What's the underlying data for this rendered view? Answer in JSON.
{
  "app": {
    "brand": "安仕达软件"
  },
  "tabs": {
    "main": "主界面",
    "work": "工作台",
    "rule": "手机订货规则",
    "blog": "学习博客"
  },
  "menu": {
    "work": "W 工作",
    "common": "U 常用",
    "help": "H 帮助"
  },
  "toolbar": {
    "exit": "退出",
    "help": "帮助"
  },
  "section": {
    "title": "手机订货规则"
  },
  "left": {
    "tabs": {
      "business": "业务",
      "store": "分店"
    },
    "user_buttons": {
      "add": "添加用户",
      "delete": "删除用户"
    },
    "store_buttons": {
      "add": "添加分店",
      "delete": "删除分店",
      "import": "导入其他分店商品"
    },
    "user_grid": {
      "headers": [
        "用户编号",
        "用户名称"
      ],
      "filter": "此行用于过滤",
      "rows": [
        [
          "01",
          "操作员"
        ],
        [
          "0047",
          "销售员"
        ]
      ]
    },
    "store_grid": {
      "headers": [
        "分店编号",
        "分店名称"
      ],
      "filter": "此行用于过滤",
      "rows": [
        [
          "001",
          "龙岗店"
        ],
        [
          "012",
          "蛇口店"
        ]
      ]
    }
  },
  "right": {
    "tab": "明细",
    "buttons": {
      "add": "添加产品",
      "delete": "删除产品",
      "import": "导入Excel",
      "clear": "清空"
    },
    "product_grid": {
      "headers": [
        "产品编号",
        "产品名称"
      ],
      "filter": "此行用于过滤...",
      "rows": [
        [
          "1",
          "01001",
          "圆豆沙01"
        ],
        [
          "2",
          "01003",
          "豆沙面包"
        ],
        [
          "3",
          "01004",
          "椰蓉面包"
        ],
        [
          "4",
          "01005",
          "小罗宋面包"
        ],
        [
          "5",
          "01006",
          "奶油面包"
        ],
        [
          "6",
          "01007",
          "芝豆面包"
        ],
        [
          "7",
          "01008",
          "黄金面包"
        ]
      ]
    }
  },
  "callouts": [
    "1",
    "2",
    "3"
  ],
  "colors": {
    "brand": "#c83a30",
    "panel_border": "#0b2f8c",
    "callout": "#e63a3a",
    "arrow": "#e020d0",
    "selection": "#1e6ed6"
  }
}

#### [EXERCISE INSTRUCTIONS]
Your task is to extract all of the records exactly.

#### [COMPLETE RESPONSE]
What's the underlying data for this rendered view? Answer in JSON.
{
  "app": {
    "brand": "安仕达软件"
  },
  "tabs": {
    "main": "主界面",
    "work": "工作台",
    "rule": "手机订货规则",
    "blog": "学习博客"
  },
  "menu": {
    "work": "W 工作",
    "common": "U 常用",
    "help": "H 帮助"
  },
  "toolbar": {
    "exit": "退出",
    "help": "帮助"
  },
  "section": {
    "title": "手机订货规则"
  },
  "left": {
    "tabs": {
      "business": "业务",
      "store": "分店"
    },
    "user_buttons": {
      "add": "添加用户",
      "delete": "删除用户"
    },
    "store_buttons": {
      "add": "添加分店",
      "delete": "删除分店",
      "import": "导入其他分店商品"
    },
    "user_grid": {
      "headers": [
        "用户编号",
        "用户名称"
      ],
      "filter": "此行用于过滤",
      "rows": [
        [
          "01",
          "操作员"
        ],
        [
          "0047",
          "销售员"
        ]
      ]
    },
    "store_grid": {
      "headers": [
        "分店编号",
        "分店名称"
      ],
      "filter": "此行用于过滤",
      "rows": [
        [
          "001",
          "龙岗店"
        ],
        [
          "012",
          "蛇口店"
        ]
      ]
    }
  },
  "right": {
    "tab": "明细",
    "buttons": {
      "add": "添加产品",
      "delete": "删除产品",
      "import": "导入Excel",
      "clear": "清空"
    },
    "product_grid": {
      "headers": [
        "产品编号",
        "产品名称"
      ],
      "filter": "此行用于过滤...",
      "rows": [
        [
          "1",
          "01001",
          "圆豆沙01"
        ],
        [
          "2",
          "01003",
          "豆沙面包"
        ],
        [
          "3",
          "01004",
          "椰蓉面包"
        ],
        [
          "4",
          "01005",
          "小罗宋面包"
        ],
        [
          "5",
          "01006",
          "奶油面包"
        ],
        [
          "6",
          "01007",
          "芝豆面包"
        ],
        [
          "7",
          "01008",
          "黄金面包"
        ]
      ]
    }
  },
  "callouts": [
    "1",
    "2",
    "3"
  ],
  "colors": {
    "brand": "#c83a30",
    "panel_border": "#0b2f8c",
    "callout": "#e63a3a",
    "arrow": "#e020d0",
    "selection": "#1e6ed6"
  }
}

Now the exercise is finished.